[Start]
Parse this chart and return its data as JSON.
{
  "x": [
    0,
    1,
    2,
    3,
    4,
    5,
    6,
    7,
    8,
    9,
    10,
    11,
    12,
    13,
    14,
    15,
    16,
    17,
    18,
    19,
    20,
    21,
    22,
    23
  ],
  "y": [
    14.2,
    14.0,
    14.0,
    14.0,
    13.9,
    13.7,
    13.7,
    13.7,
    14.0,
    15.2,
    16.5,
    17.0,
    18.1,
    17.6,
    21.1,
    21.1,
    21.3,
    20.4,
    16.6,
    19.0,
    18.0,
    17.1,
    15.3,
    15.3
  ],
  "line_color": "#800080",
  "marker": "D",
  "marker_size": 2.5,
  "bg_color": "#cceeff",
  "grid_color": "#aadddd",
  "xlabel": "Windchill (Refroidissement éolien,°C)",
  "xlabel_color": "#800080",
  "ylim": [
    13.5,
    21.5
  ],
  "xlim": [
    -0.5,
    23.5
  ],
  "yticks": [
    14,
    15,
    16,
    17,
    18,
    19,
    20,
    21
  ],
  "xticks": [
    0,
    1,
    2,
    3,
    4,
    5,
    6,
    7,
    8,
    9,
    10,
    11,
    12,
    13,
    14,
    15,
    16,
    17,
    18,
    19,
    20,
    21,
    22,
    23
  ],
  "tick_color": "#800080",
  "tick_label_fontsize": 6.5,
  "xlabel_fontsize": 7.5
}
[End]
What you should do:
All entries must be repeated verbatim.

Response to this exercise:
Parse this chart and return its data as JSON.
{
  "x": [
    0,
    1,
    2,
    3,
    4,
    5,
    6,
    7,
    8,
    9,
    10,
    11,
    12,
    13,
    14,
    15,
    16,
    17,
    18,
    19,
    20,
    21,
    22,
    23
  ],
  "y": [
    14.2,
    14.0,
    14.0,
    14.0,
    13.9,
    13.7,
    13.7,
    13.7,
    14.0,
    15.2,
    16.5,
    17.0,
    18.1,
    17.6,
    21.1,
    21.1,
    21.3,
    20.4,
    16.6,
    19.0,
    18.0,
    17.1,
    15.3,
    15.3
  ],
  "line_color": "#800080",
  "marker": "D",
  "marker_size": 2.5,
  "bg_color": "#cceeff",
  "grid_color": "#aadddd",
  "xlabel": "Windchill (Refroidissement éolien,°C)",
  "xlabel_color": "#800080",
  "ylim": [
    13.5,
    21.5
  ],
  "xlim": [
    -0.5,
    23.5
  ],
  "yticks": [
    14,
    15,
    16,
    17,
    18,
    19,
    20,
    21
  ],
  "xticks": [
    0,
    1,
    2,
    3,
    4,
    5,
    6,
    7,
    8,
    9,
    10,
    11,
    12,
    13,
    14,
    15,
    16,
    17,
    18,
    19,
    20,
    21,
    22,
    23
  ],
  "tick_color": "#800080",
  "tick_label_fontsize": 6.5,
  "xlabel_fontsize": 7.5
}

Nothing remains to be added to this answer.